FONTE:
A propósito de viagens, recordei algumas minúcias que gostaria de lhes contar.

Estávamos no sul de Espanha para onde tínhamos viajado de carro. Muitas vezes, e dessa vez, ficávamos em parques de campismo e por isso íamos carregados de tralha para todas as eventualidades. Levávamos também o que nos era próprio: a juventude e a alegria de estarmos livres e descuidados para o que nos apetecesse. E vimos um enorme cartaz, foi talvez em Cádis, anunciando uma travessia para Tânger num enorme barco branco extremamente sedutor, com piscina e o mais com que sonhávamos havia muito.  

Fomos.

Uma delícia aquela travessia, muito cinematográfica, apanhámos sol nas cadeiras longas do convés vestidos como as estrelas de cinema, copiámos os seus gestos bebericando frescas coloridas bebidas com minúsculo guarda-sol de papel, e tirámos fotografias enquanto gravávamos na memória belas imagens.

Na memória, porque não encontro as de papel.

INSTRUÇÃO ESCRITA A:
Localize e copie todas as linhas abaixo que contêm a cadeia "logo", distinguindo maiúsculas de minúsculas.

MATERIAIS DO EXERCÍCIO:
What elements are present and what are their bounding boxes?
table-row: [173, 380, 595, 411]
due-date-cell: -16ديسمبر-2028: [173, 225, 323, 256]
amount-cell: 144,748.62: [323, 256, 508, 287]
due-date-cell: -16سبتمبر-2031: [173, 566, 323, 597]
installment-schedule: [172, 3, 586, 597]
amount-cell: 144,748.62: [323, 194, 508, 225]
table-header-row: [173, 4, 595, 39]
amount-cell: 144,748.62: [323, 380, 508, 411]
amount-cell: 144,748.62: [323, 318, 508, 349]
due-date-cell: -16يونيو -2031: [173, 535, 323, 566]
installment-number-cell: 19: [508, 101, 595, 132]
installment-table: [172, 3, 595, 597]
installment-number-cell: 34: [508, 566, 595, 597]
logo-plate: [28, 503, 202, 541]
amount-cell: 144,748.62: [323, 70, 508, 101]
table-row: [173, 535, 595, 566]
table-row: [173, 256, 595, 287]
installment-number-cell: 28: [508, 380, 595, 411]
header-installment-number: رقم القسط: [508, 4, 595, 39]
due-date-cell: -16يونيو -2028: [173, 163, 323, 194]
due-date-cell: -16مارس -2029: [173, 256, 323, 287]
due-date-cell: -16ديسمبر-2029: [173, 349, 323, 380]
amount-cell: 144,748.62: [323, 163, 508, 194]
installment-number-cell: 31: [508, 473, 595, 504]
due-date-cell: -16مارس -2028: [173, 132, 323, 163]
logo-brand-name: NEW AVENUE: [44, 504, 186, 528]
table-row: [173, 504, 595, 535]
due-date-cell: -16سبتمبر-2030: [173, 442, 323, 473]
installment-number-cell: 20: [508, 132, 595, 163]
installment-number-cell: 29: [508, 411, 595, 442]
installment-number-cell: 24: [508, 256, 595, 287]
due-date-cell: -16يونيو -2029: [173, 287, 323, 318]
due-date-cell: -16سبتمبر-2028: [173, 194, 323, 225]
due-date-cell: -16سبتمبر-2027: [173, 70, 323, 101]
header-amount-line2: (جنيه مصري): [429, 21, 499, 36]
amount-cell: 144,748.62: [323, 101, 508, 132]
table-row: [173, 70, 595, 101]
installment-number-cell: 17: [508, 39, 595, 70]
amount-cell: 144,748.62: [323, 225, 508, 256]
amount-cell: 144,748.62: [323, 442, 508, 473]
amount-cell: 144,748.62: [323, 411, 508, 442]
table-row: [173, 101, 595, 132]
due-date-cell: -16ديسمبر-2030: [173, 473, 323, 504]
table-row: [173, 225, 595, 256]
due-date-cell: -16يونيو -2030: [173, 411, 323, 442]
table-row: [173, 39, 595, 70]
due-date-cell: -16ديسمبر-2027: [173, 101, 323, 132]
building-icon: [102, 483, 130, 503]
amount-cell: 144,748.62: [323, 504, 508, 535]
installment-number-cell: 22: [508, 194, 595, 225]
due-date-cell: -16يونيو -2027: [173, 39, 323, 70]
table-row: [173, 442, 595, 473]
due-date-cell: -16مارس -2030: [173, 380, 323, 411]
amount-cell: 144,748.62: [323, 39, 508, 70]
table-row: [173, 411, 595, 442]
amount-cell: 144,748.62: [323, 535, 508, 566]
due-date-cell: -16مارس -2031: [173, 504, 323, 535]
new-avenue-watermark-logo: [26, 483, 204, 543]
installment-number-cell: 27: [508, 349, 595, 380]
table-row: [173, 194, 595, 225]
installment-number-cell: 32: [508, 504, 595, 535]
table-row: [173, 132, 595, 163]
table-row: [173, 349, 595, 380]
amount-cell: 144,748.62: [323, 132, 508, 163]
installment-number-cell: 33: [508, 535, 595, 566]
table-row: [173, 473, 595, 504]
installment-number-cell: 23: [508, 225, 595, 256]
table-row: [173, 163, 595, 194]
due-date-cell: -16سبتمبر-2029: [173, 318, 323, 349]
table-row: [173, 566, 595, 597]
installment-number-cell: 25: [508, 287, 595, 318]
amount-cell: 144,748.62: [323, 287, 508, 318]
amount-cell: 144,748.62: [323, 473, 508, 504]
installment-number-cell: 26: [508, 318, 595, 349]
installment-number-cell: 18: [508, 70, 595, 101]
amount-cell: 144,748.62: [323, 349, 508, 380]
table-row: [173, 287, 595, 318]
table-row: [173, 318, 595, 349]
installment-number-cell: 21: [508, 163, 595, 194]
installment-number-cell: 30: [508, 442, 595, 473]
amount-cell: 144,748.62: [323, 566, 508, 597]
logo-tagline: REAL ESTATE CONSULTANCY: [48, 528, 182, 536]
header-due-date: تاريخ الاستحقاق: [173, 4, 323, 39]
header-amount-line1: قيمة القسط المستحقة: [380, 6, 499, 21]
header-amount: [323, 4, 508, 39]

INSTRUÇÃO ESCRITA B:
Reproduza, sem alterações, o trecho do relato da travessia para Tânger, começando em "A propósito de" e seguindo até "sonhávamos havia muito.".

RESULTADO DA TAREFA A:
logo-plate: [28, 503, 202, 541]
logo-brand-name: NEW AVENUE: [44, 504, 186, 528]
new-avenue-watermark-logo: [26, 483, 204, 543]
logo-tagline: REAL ESTATE CONSULTANCY: [48, 528, 182, 536]

RESULTADO DA TAREFA B:
A propósito de viagens, recordei algumas minúcias que gostaria de lhes contar.

Estávamos no sul de Espanha para onde tínhamos viajado de carro. Muitas vezes, e dessa vez, ficávamos em parques de campismo e por isso íamos carregados de tralha para todas as eventualidades. Levávamos também o que nos era próprio: a juventude e a alegria de estarmos livres e descuidados para o que nos apetecesse. E vimos um enorme cartaz, foi talvez em Cádis, anunciando uma travessia para Tânger num enorme barco branco extremamente sedutor, com piscina e o mais com que sonhávamos havia muito.